* start Source document *

Yeah, there is a bug. And Marcelo has fix for it, please wait a while for 
check in.

> Other than that loopback scenario, things are looking good quite good
> with this combination of kvm-85 kernel+guest so far for me.  I did end
> up taking out the two 8x function 2x Path/Function PCIe IOV adapters for
> now, as it seemed to have an effect on stability with all of MSI-X
> interrupts enabled on the KVM host for 16 virtual adapters.

That's great! :)

-- 
regards
Yang, Sheng

>
> I will keep testing with e1000e ports and let the list know the
> progress.  Thanks for your comments!
>
> --nab
>
> > On Mon, May 04, 2009 at 06:40:36PM +0800, Nicholas A. Bellinger wrote:
> > > On Mon, 2009-05-04 at 17:49 +0800, Sheng Yang wrote:
> > > > On Monday 04 May 2009 17:11:59 Nicholas A. Bellinger wrote:
> > > > > On Mon, 2009-05-04 at 16:20 +0800, Sheng Yang wrote:
> > > > > > On Monday 04 May 2009 12:36:04 Nicholas A. Bellinger wrote:
> > > > > > > On Mon, 2009-05-04 at 10:09 +0800, Sheng Yang wrote:
> > > > > > > > On Monday 04 May 2009 08:53:07 Nicholas A. Bellinger wrote:
> > > > > > > > > On Sat, 2009-05-02 at 18:22 +0800, Sheng Yang wrote:
> > > > > > > > > > On Thu, Apr 30, 2009 at 01:22:54PM -0700, Nicholas A.
> > > > > > > > > > Bellinger
> > > >
> > > > wrote:
> > > > > > > > > > > Greetings KVM folks,
> > > > > > > > > > >
> > > > > > > > > > > I wondering if any information exists for doing SR-IOV
> > > > > > > > > > > on the new VT-d capable chipsets with KVM..?  From what
> > > > > > > > > > > I understand the patches for doing this with KVM are
> > > > > > > > > > > floating around, but I have been unable to find any
> > > > > > > > > > > user-level docs for actually making it all go against a
> > > > > > > > > > > upstream v2.6.30-rc3 code..

* end Source document *
* start Data rows *

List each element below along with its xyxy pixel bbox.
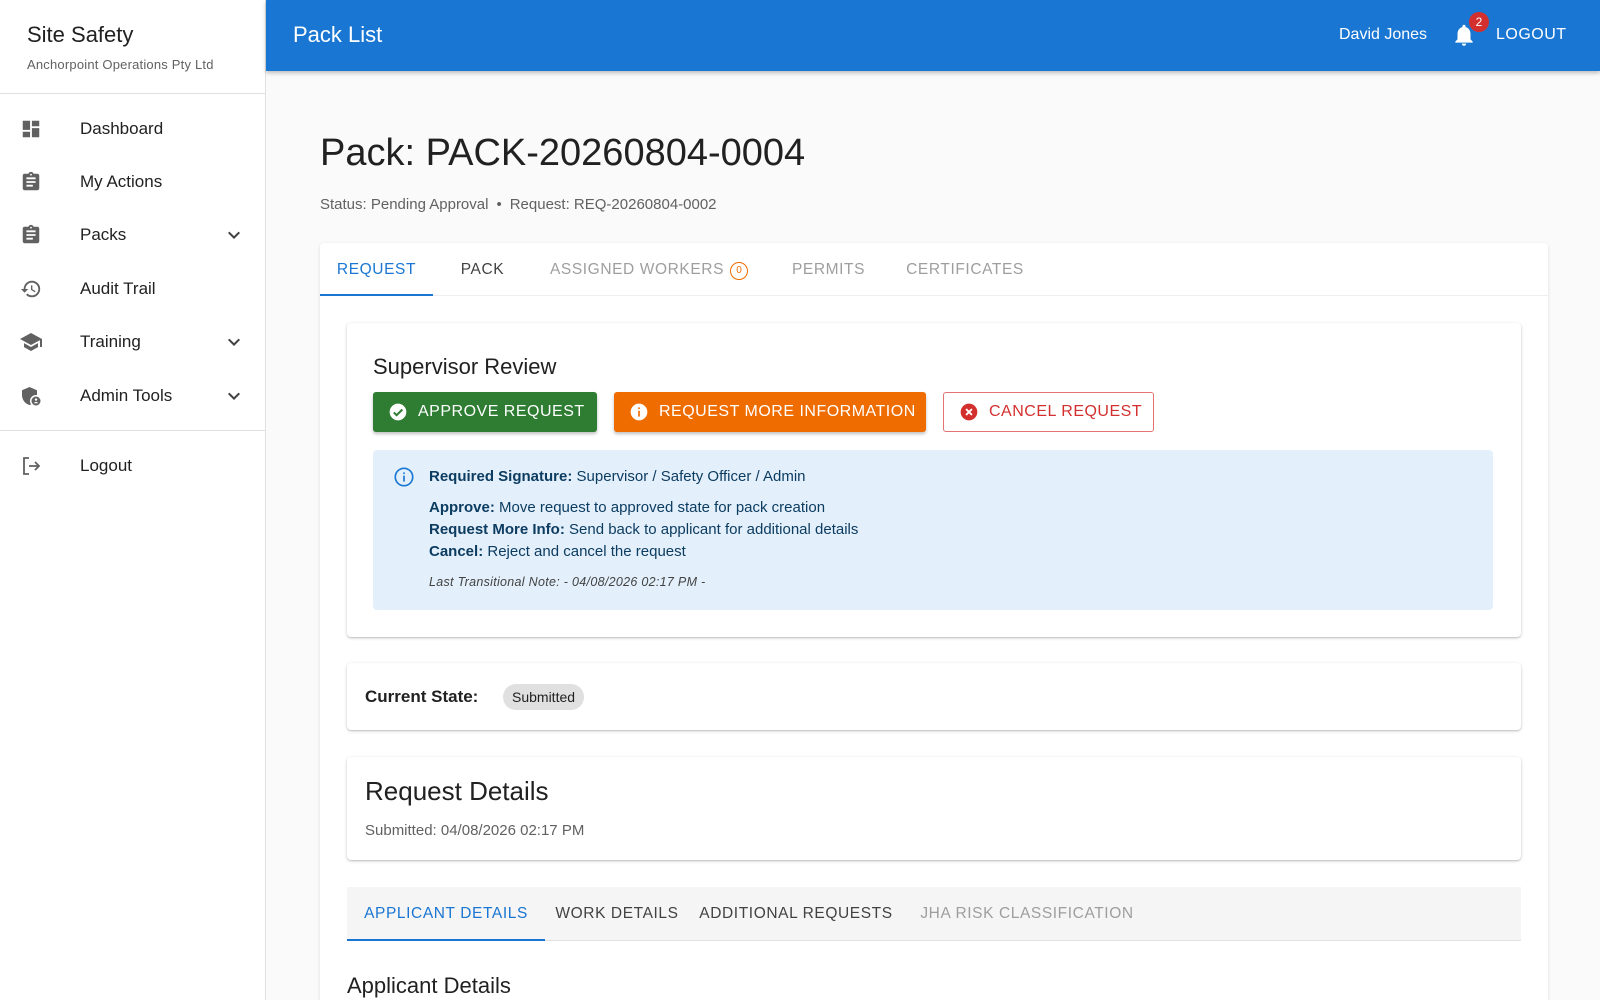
more-info-line: Request More Info: Send back to applican… [429, 521, 858, 538]
sidebar-item-label: Admin Tools [80, 385, 173, 405]
app-bar-title: Pack List [293, 22, 383, 47]
sidebar-item-label: Logout [80, 456, 132, 476]
brand-title: Site Safety [27, 22, 134, 47]
tab-label: APPLICANT DETAILS [364, 905, 528, 922]
sidebar-item-my-actions[interactable]: My Actions [0, 155, 265, 208]
check-circle-icon [388, 402, 408, 422]
sidebar-item-training[interactable]: Training [0, 316, 265, 369]
tab-label: PACK [460, 261, 505, 278]
request-id-text: Request: REQ-20260804-0002 [509, 196, 717, 213]
transitional-note: Last Transitional Note: - 04/08/2026 02:… [429, 575, 706, 589]
logout-icon [19, 454, 43, 478]
signature-value: Supervisor / Safety Officer / Admin [576, 468, 806, 485]
cancel-request-button[interactable]: CANCEL REQUEST [943, 392, 1154, 432]
notification-badge: 2 [1469, 12, 1489, 32]
tab-work-details[interactable]: WORK DETAILS [545, 887, 689, 941]
sidebar-item-packs[interactable]: Packs [0, 209, 265, 262]
approve-line: Approve: Move request to approved state … [429, 499, 825, 516]
signature-line: Required Signature: Supervisor / Safety … [429, 468, 806, 485]
sidebar-item-dashboard[interactable]: Dashboard [0, 102, 265, 155]
approve-desc-label: Approve: [429, 499, 495, 516]
signature-info-box: Required Signature: Supervisor / Safety … [373, 450, 1493, 610]
info-outline-icon [393, 466, 415, 488]
signature-label: Required Signature: [429, 468, 573, 485]
clipboard-icon [19, 223, 43, 247]
tab-certificates[interactable]: CERTIFICATES [892, 243, 1038, 296]
cancel-circle-icon [959, 402, 979, 422]
approve-request-label: APPROVE REQUEST [418, 403, 585, 420]
tab-label: ASSIGNED WORKERS [549, 261, 725, 278]
sidebar-item-label: My Actions [80, 172, 163, 192]
tab-pack[interactable]: PACK [445, 243, 520, 296]
pack-tabs: REQUEST PACK ASSIGNED WORKERS 0 PERMITS C… [320, 243, 1548, 296]
more-info-desc-label: Request More Info: [429, 521, 565, 538]
sidebar-item-audit-trail[interactable]: Audit Trail [0, 262, 265, 315]
clipboard-icon [19, 170, 43, 194]
brand: Site Safety Anchorpoint Operations Pty L… [0, 0, 265, 94]
tab-label: WORK DETAILS [555, 905, 679, 922]
user-name: David Jones [1339, 26, 1428, 43]
status-badge: Submitted [503, 684, 585, 710]
request-more-info-button[interactable]: REQUEST MORE INFORMATION [614, 392, 926, 432]
request-sub-tabs: APPLICANT DETAILS WORK DETAILS ADDITIONA… [347, 887, 1521, 941]
request-more-info-label: REQUEST MORE INFORMATION [659, 403, 916, 420]
tab-label: REQUEST [336, 261, 417, 278]
tab-additional-requests[interactable]: ADDITIONAL REQUESTS [689, 887, 903, 941]
workers-count-badge: 0 [730, 262, 749, 280]
tab-permits[interactable]: PERMITS [776, 243, 881, 296]
tab-label: JHA RISK CLASSIFICATION [920, 905, 1134, 922]
meta-separator: • [496, 196, 502, 213]
chevron-down-icon[interactable] [222, 384, 246, 408]
sidebar-nav: Dashboard My Actions Packs Audit Trail T… [0, 94, 265, 493]
dashboard-icon [19, 117, 43, 141]
cancel-request-label: CANCEL REQUEST [989, 403, 1143, 420]
graduation-cap-icon [19, 330, 43, 354]
sidebar: Site Safety Anchorpoint Operations Pty L… [0, 0, 266, 1000]
page-meta: Status: Pending Approval • Request: REQ-20… [320, 196, 717, 213]
cancel-line: Cancel: Reject and cancel the request [429, 543, 686, 560]
sidebar-item-label: Dashboard [80, 118, 164, 138]
brand-subtitle: Anchorpoint Operations Pty Ltd [27, 57, 214, 72]
tab-label: CERTIFICATES [906, 261, 1024, 278]
tab-label: ADDITIONAL REQUESTS [699, 905, 893, 922]
tab-applicant-details[interactable]: APPLICANT DETAILS [347, 887, 545, 941]
app-bar: Pack List David Jones 2 LOGOUT [266, 0, 1600, 71]
applicant-details-title: Applicant Details [347, 973, 511, 998]
sidebar-item-admin-tools[interactable]: Admin Tools [0, 369, 265, 422]
info-circle-icon [629, 402, 649, 422]
cancel-desc-label: Cancel: [429, 543, 484, 560]
current-state-label: Current State: [365, 687, 479, 706]
sidebar-item-label: Packs [80, 225, 127, 245]
tab-request[interactable]: REQUEST [320, 243, 433, 296]
approve-desc-value: Move request to approved state for pack … [499, 499, 826, 516]
tab-assigned-workers[interactable]: ASSIGNED WORKERS 0 [538, 243, 760, 296]
submitted-date: Submitted: 04/08/2026 02:17 PM [365, 822, 585, 839]
sidebar-divider [0, 430, 265, 432]
more-info-desc-value: Send back to applicant for additional de… [569, 521, 859, 538]
sidebar-item-logout[interactable]: Logout [0, 439, 265, 492]
status-text: Status: Pending Approval [320, 196, 489, 213]
history-icon [19, 277, 43, 301]
supervisor-review-title: Supervisor Review [373, 354, 557, 379]
request-details-title: Request Details [365, 776, 549, 806]
admin-shield-icon [19, 384, 43, 408]
cancel-desc-value: Reject and cancel the request [487, 543, 686, 560]
tab-label: PERMITS [791, 261, 866, 278]
tab-jha-risk-classification[interactable]: JHA RISK CLASSIFICATION [903, 887, 1151, 941]
approve-request-button[interactable]: APPROVE REQUEST [373, 392, 597, 432]
sidebar-item-label: Training [80, 332, 141, 352]
sidebar-item-label: Audit Trail [80, 278, 156, 298]
logout-button[interactable]: LOGOUT [1496, 26, 1567, 44]
chevron-down-icon[interactable] [222, 223, 246, 247]
page-title: Pack: PACK-20260804-0004 [320, 132, 806, 174]
request-details-card [347, 757, 1521, 860]
chevron-down-icon[interactable] [222, 330, 246, 354]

* end Data rows *

Task set:
1/ In one to three sentences, explain why the KVM mailing-list thread says the two 8x function 2x Path/Function PCIe IOV adapters were taken out for now.
2/ According to the KVM mailing-list thread, who has a fix for the bug?
3/ Write a continuation of the KVM mailing-list thread, starting after its last line.

Expected outputs:
1/ They were removed because they seemed to affect stability with all of the MSI-X interrupts enabled on the KVM host for 16 virtual adapters.

2/ Marcelo has the fix.

3/
> > > > > > > > > > >
> > > > > > > > > > > So far I have been doing IOV testing with Xen 3.3 and
> > > > > > > > > > > 3.4.0-pre, and I am really hoping to be able to jump to
> > > > > > > > > > > KVM for single-function and and then multi-function
> > > > > > > > > > > SR-IOV.  I know that the VM migration stuff for IOV in
> > > > > > > > > > > Xen is up and running, and I assume it is being worked
> > > > > > > > > > > in for KVM instance migration as well..? This part is
> > > > > > > > > > > less important (at least for me :-) than getting a
> > > > > > > > > > > stable SR-IOV setup running under the KVM hypervisor.. 
> > > > > > > > > > > Does anyone have any pointers for this..?
> > > > > > > > > > >
> > > > > > > > > > > Any comments or suggestions are appreciated!
> > > > > > > > > >
> > > > > > > > > > Hi Nicholas
> > > > > > > > > >
> > > > > > > > > > The patches are not floating around now. As you know,
> > > > > > > > > > SR-IOV for Linux have been in 2.6.30, so then you can use
> > > > > > > > > > upstream KVM and qemu-kvm(or recent released kvm-85) with
> > > > > > > > > > 2.6.30-rc3 as host kernel. And some time ago, there are
> > > > > > > > > > several SRIOV related patches for qemu-kvm, and now they
> > > > > > > > > > all have been checked in.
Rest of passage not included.